─── The records ───
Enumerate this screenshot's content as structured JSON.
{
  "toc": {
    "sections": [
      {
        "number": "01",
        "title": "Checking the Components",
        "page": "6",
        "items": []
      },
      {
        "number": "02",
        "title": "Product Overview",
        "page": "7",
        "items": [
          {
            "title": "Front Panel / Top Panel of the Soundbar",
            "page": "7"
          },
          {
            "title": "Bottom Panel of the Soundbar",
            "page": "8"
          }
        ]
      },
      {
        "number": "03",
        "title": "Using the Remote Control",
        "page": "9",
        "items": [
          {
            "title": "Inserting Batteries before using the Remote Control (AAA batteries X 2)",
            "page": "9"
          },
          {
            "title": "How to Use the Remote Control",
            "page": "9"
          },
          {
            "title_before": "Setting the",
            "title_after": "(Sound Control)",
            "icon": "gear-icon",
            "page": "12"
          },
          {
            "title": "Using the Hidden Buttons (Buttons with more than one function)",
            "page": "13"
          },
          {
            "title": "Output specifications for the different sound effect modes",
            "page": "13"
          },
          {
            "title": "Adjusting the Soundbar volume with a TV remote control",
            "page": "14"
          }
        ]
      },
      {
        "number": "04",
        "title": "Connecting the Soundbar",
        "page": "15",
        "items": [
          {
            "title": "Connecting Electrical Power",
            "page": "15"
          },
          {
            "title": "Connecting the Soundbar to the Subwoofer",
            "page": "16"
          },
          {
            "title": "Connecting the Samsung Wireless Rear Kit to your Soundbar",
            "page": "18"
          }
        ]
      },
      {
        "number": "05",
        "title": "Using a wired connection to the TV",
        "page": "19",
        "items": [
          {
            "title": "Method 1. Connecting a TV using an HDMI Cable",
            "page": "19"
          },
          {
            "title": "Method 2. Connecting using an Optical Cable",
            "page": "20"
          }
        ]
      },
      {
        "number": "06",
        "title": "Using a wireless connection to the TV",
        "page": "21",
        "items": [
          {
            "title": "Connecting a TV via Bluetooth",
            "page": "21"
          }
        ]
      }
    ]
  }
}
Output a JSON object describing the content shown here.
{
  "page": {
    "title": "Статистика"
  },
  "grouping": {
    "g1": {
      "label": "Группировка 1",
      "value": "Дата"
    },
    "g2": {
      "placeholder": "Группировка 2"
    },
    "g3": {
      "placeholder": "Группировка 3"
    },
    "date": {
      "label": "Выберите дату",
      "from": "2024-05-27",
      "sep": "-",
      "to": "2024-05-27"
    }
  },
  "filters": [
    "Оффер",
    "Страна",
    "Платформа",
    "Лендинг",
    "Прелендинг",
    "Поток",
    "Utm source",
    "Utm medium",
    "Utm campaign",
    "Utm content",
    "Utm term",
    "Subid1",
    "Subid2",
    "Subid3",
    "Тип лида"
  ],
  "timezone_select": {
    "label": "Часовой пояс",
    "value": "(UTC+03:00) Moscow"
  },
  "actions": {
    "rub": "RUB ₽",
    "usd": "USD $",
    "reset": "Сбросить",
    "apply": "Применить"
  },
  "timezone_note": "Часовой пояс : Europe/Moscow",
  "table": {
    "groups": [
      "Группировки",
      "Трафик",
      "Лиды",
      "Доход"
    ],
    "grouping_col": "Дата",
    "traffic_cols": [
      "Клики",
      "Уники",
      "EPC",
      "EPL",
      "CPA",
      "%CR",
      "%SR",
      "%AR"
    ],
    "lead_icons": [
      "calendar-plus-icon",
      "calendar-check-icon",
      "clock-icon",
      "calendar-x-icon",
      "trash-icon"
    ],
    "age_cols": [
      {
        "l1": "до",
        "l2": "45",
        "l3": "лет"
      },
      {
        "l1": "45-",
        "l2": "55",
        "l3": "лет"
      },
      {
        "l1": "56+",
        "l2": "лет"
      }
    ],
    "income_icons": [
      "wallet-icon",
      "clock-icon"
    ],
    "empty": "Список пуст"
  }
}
───
* **To be done**:
Search the data above for the word "placeholder", then gather each line in which it appears.

* **Written answer**:
      "placeholder": "Группировка 2"
      "placeholder": "Группировка 3"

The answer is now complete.